State the number of lines where "content" appears. Add nothing else.

» Records for the exercise
════════════════════

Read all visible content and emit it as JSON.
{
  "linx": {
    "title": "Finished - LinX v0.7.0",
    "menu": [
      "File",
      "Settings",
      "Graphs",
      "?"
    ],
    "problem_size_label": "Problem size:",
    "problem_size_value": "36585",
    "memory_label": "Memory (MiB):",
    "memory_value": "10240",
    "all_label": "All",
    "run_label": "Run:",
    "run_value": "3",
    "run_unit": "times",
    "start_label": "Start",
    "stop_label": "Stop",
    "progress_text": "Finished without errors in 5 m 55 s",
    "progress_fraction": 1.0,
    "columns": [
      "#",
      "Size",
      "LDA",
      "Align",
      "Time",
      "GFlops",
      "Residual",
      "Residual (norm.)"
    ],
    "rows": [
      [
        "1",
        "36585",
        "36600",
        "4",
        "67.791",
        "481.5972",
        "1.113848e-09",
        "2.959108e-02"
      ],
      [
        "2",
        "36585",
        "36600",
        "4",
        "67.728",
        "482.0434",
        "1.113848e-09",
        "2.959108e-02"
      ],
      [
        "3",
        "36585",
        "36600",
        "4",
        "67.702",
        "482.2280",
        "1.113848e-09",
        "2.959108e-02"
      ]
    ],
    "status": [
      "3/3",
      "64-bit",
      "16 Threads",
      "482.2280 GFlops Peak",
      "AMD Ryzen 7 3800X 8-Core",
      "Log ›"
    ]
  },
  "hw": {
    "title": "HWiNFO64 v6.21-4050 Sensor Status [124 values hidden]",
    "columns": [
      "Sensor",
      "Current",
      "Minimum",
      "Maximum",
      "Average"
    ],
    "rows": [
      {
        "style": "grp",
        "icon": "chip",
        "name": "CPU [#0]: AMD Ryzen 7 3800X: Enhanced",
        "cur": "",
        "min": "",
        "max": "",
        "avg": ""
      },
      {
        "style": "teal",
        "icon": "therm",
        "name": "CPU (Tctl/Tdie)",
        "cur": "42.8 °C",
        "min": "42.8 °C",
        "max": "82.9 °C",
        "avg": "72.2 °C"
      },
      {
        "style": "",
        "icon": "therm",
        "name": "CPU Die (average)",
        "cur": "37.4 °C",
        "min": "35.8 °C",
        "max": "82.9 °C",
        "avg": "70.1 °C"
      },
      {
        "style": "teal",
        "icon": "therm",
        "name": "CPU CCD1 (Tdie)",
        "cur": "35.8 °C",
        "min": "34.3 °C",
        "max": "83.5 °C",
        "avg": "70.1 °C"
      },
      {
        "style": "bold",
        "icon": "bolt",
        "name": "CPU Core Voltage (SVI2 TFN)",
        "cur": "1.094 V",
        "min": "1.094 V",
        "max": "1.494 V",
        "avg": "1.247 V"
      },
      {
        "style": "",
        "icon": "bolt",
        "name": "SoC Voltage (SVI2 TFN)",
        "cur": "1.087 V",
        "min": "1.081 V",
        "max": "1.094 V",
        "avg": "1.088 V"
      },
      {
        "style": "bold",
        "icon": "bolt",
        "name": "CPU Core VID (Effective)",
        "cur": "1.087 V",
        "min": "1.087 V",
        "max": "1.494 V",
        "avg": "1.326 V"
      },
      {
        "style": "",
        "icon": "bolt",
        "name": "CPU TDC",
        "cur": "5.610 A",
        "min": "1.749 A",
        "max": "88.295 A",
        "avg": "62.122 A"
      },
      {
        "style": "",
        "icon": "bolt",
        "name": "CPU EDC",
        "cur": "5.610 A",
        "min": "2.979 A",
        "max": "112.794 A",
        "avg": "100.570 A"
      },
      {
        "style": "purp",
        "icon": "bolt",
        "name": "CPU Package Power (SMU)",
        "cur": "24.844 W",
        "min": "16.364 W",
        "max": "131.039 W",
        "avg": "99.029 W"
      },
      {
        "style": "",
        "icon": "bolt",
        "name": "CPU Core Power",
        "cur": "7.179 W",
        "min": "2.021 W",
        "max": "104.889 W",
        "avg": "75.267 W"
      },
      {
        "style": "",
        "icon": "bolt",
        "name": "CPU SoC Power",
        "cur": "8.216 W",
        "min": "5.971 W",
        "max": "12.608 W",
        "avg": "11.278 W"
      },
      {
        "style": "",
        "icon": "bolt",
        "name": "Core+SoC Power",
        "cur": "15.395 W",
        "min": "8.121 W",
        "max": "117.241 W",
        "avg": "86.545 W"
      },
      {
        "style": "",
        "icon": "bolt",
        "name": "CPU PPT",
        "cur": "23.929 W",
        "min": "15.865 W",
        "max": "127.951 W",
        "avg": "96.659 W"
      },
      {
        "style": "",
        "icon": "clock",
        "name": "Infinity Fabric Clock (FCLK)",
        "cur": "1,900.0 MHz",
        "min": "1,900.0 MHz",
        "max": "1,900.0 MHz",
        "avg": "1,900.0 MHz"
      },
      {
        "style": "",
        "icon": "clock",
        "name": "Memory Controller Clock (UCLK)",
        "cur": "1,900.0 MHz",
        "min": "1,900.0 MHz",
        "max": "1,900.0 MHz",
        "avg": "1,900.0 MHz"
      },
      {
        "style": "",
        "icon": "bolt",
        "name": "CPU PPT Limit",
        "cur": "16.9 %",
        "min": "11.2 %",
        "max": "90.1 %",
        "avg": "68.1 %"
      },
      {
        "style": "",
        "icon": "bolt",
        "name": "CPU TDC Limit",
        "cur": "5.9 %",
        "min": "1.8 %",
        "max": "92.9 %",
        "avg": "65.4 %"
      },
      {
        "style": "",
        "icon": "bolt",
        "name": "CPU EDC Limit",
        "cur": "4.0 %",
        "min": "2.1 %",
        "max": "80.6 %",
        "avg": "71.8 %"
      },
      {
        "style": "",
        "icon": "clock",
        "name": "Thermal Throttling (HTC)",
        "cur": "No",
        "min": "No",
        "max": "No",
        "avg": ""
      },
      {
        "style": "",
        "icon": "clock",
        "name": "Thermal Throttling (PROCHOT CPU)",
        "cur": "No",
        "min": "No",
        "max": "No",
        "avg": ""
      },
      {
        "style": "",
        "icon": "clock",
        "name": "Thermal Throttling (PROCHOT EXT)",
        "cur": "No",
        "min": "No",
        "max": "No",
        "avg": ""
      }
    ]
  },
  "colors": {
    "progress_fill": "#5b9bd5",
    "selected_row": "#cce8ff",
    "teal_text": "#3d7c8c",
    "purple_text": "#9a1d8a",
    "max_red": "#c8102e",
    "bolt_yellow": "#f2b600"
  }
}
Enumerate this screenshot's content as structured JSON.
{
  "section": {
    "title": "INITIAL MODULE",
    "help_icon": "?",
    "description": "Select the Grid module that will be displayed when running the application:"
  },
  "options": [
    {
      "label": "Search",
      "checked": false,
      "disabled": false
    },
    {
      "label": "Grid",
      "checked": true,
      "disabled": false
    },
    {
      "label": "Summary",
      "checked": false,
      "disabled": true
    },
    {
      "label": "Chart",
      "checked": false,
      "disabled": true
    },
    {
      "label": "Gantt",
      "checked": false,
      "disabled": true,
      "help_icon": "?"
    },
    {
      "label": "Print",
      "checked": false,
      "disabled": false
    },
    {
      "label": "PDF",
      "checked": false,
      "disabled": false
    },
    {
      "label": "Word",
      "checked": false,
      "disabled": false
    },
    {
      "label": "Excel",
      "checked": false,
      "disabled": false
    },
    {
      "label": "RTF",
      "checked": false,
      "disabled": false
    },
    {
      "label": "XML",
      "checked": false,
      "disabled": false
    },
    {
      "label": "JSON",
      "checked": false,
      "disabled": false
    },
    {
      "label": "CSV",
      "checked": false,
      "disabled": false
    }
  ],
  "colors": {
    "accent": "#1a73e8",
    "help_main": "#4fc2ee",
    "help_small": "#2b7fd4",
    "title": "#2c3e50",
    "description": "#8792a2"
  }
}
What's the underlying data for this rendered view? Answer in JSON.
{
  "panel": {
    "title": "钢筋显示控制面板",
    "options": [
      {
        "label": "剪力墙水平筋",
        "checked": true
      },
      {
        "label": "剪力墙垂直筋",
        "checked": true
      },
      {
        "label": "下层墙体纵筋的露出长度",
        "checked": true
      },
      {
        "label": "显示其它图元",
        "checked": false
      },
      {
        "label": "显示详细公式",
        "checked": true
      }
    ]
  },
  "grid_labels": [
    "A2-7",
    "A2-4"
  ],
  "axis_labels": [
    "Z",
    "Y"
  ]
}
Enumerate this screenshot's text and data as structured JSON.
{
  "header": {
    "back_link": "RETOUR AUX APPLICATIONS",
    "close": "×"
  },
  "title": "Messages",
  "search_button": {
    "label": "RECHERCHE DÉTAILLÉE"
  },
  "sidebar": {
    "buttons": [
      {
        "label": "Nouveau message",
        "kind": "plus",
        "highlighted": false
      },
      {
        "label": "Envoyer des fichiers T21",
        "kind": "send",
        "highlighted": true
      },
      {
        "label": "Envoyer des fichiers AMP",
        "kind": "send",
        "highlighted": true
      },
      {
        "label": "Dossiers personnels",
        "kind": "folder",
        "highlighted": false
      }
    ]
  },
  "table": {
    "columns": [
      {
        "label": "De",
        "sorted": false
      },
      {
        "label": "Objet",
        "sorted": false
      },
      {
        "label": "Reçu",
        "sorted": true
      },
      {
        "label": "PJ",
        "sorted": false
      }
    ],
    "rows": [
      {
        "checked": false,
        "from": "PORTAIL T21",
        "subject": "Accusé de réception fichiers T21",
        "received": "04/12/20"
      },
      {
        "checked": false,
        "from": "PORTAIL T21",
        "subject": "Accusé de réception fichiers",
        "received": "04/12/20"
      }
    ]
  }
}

════════════════════

» Full output
2